§ **Working data**
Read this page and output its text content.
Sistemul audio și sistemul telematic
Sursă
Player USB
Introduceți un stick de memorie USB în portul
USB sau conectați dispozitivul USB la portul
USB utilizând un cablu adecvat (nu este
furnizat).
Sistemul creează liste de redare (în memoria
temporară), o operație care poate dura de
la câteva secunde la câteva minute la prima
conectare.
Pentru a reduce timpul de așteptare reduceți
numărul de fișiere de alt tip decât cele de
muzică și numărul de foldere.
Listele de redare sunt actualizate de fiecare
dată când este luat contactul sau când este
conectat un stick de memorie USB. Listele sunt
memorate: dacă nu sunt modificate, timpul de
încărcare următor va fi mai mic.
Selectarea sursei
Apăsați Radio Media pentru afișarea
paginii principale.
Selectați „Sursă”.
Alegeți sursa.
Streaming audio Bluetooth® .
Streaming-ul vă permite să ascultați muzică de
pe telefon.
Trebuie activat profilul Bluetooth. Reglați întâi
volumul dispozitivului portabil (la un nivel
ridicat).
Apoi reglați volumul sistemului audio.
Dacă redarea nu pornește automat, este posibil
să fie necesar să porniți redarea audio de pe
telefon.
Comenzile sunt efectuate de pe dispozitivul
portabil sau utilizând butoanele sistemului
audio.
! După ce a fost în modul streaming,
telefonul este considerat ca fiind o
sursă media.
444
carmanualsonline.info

§ **What the task asks**
Give only the number of lines in the listing above that include the string "Bluetooth".

§ **Solution**
2